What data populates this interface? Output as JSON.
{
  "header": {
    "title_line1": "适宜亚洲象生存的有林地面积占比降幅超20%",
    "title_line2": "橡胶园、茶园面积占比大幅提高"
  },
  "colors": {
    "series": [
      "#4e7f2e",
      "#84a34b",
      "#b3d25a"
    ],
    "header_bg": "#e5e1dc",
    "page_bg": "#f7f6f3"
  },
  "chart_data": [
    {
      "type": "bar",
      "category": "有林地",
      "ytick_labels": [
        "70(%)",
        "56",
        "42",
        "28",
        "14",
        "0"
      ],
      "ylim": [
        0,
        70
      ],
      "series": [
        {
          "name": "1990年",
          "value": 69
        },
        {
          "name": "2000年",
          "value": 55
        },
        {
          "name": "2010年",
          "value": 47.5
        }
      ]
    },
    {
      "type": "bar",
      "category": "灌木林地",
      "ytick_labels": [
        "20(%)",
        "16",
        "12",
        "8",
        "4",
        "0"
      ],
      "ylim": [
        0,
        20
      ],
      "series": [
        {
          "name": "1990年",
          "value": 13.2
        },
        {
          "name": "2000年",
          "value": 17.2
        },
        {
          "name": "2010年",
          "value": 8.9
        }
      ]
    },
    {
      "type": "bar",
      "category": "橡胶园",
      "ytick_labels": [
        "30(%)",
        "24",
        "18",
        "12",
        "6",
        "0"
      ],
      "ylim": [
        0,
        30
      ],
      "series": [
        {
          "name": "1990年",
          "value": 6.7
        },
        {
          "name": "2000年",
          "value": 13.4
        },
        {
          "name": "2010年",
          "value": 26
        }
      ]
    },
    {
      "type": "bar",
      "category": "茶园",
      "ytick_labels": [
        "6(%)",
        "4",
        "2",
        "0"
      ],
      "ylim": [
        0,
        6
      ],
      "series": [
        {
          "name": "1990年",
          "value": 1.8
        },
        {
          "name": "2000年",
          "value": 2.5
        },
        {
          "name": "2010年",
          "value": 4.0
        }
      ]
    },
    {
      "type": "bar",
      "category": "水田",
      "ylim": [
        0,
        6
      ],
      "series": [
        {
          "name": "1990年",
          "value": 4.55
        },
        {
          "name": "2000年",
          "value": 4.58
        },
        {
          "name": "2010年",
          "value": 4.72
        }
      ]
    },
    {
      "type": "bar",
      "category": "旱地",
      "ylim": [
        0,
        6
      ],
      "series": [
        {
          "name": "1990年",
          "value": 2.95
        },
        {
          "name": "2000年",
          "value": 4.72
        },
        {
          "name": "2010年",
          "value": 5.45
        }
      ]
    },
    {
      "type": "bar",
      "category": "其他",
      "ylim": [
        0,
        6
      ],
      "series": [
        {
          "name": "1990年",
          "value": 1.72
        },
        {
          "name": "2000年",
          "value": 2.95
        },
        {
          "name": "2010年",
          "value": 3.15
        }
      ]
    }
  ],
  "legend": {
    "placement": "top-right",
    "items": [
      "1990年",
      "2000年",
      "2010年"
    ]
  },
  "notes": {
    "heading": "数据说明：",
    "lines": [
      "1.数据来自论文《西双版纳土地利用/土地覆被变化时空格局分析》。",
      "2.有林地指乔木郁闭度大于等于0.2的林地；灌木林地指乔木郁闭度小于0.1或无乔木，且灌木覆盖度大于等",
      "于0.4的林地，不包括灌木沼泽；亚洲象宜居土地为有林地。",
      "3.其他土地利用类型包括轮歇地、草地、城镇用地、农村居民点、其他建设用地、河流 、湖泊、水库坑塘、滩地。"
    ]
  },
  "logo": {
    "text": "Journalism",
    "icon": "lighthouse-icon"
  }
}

▶ [Stated task]: Restate the whole listing exactly, leaving out nothing.

▶ [Worked solution]:
What data populates this interface? Output as JSON.
{
  "header": {
    "title_line1": "适宜亚洲象生存的有林地面积占比降幅超20%",
    "title_line2": "橡胶园、茶园面积占比大幅提高"
  },
  "colors": {
    "series": [
      "#4e7f2e",
      "#84a34b",
      "#b3d25a"
    ],
    "header_bg": "#e5e1dc",
    "page_bg": "#f7f6f3"
  },
  "chart_data": [
    {
      "type": "bar",
      "category": "有林地",
      "ytick_labels": [
        "70(%)",
        "56",
        "42",
        "28",
        "14",
        "0"
      ],
      "ylim": [
        0,
        70
      ],
      "series": [
        {
          "name": "1990年",
          "value": 69
        },
        {
          "name": "2000年",
          "value": 55
        },
        {
          "name": "2010年",
          "value": 47.5
        }
      ]
    },
    {
      "type": "bar",
      "category": "灌木林地",
      "ytick_labels": [
        "20(%)",
        "16",
        "12",
        "8",
        "4",
        "0"
      ],
      "ylim": [
        0,
        20
      ],
      "series": [
        {
          "name": "1990年",
          "value": 13.2
        },
        {
          "name": "2000年",
          "value": 17.2
        },
        {
          "name": "2010年",
          "value": 8.9
        }
      ]
    },
    {
      "type": "bar",
      "category": "橡胶园",
      "ytick_labels": [
        "30(%)",
        "24",
        "18",
        "12",
        "6",
        "0"
      ],
      "ylim": [
        0,
        30
      ],
      "series": [
        {
          "name": "1990年",
          "value": 6.7
        },
        {
          "name": "2000年",
          "value": 13.4
        },
        {
          "name": "2010年",
          "value": 26
        }
      ]
    },
    {
      "type": "bar",
      "category": "茶园",
      "ytick_labels": [
        "6(%)",
        "4",
        "2",
        "0"
      ],
      "ylim": [
        0,
        6
      ],
      "series": [
        {
          "name": "1990年",
          "value": 1.8
        },
        {
          "name": "2000年",
          "value": 2.5
        },
        {
          "name": "2010年",
          "value": 4.0
        }
      ]
    },
    {
      "type": "bar",
      "category": "水田",
      "ylim": [
        0,
        6
      ],
      "series": [
        {
          "name": "1990年",
          "value": 4.55
        },
        {
          "name": "2000年",
          "value": 4.58
        },
        {
          "name": "2010年",
          "value": 4.72
        }
      ]
    },
    {
      "type": "bar",
      "category": "旱地",
      "ylim": [
        0,
        6
      ],
      "series": [
        {
          "name": "1990年",
          "value": 2.95
        },
        {
          "name": "2000年",
          "value": 4.72
        },
        {
          "name": "2010年",
          "value": 5.45
        }
      ]
    },
    {
      "type": "bar",
      "category": "其他",
      "ylim": [
        0,
        6
      ],
      "series": [
        {
          "name": "1990年",
          "value": 1.72
        },
        {
          "name": "2000年",
          "value": 2.95
        },
        {
          "name": "2010年",
          "value": 3.15
        }
      ]
    }
  ],
  "legend": {
    "placement": "top-right",
    "items": [
      "1990年",
      "2000年",
      "2010年"
    ]
  },
  "notes": {
    "heading": "数据说明：",
    "lines": [
      "1.数据来自论文《西双版纳土地利用/土地覆被变化时空格局分析》。",
      "2.有林地指乔木郁闭度大于等于0.2的林地；灌木林地指乔木郁闭度小于0.1或无乔木，且灌木覆盖度大于等",
      "于0.4的林地，不包括灌木沼泽；亚洲象宜居土地为有林地。",
      "3.其他土地利用类型包括轮歇地、草地、城镇用地、农村居民点、其他建设用地、河流 、湖泊、水库坑塘、滩地。"
    ]
  },
  "logo": {
    "text": "Journalism",
    "icon": "lighthouse-icon"
  }
}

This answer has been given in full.